### Exercise
Return every line of the data below that includes the string "here".

### Data for the task

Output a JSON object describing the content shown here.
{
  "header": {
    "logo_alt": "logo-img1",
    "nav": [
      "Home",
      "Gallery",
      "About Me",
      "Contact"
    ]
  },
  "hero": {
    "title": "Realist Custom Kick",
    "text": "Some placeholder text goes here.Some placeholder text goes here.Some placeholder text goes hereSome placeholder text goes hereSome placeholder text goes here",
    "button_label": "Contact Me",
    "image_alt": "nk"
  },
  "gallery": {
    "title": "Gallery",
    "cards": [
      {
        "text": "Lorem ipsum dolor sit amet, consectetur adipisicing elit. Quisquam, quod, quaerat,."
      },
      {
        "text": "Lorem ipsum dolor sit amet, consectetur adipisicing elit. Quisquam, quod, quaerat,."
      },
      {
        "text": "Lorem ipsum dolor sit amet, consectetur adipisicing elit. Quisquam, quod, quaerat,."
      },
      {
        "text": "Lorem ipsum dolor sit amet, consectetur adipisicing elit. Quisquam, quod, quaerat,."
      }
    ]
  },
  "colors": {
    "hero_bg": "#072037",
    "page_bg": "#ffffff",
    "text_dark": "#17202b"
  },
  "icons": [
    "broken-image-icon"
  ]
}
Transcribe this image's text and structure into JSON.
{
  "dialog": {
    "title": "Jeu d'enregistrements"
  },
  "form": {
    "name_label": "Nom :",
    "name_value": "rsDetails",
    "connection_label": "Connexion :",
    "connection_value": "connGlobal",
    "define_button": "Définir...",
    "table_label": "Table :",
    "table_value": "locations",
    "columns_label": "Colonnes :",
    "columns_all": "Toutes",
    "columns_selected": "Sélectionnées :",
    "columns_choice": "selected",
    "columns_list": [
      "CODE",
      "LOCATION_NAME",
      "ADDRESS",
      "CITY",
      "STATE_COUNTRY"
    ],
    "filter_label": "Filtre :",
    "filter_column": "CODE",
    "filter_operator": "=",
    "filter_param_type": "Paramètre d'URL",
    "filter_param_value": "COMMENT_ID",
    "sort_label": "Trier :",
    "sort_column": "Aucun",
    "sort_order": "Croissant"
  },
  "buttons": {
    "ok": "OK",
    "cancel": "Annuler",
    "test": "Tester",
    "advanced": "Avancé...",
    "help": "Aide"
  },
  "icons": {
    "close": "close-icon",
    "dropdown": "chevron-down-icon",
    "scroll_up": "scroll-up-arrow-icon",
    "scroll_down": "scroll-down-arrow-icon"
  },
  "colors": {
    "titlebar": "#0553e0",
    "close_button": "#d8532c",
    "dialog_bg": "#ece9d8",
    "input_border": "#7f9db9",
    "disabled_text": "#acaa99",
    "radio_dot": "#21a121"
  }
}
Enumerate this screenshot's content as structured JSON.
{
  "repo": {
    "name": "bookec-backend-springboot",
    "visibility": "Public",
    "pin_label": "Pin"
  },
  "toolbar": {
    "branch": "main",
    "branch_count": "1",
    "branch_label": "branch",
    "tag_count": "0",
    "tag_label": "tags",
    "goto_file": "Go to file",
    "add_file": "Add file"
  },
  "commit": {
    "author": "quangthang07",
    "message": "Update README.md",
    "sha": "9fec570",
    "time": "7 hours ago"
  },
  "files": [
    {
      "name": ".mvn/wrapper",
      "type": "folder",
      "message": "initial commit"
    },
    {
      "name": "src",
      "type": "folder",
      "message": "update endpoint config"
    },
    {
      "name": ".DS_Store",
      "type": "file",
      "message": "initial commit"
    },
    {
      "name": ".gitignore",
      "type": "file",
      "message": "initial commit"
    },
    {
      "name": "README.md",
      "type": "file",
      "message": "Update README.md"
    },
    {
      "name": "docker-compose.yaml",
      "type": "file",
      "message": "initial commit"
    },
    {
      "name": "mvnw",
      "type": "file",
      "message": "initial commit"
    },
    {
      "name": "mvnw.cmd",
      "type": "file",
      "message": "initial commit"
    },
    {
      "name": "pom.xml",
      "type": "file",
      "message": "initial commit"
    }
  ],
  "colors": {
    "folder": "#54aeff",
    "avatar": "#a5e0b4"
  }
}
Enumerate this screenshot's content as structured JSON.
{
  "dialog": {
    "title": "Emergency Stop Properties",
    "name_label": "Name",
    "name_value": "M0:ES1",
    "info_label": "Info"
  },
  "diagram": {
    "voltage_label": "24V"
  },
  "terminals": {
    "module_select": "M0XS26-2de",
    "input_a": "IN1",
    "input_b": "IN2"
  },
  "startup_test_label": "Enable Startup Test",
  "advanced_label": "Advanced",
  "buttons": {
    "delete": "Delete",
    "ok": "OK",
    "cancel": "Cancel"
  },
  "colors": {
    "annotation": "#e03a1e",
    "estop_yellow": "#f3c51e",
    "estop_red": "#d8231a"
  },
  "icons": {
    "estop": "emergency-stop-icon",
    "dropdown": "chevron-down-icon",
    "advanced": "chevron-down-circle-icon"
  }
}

### The completed task
Output a JSON object describing the content shown here.
    "text": "Some placeholder text goes here.Some placeholder text goes here.Some placeholder text goes hereSome placeholder text goes hereSome placeholder text goes here",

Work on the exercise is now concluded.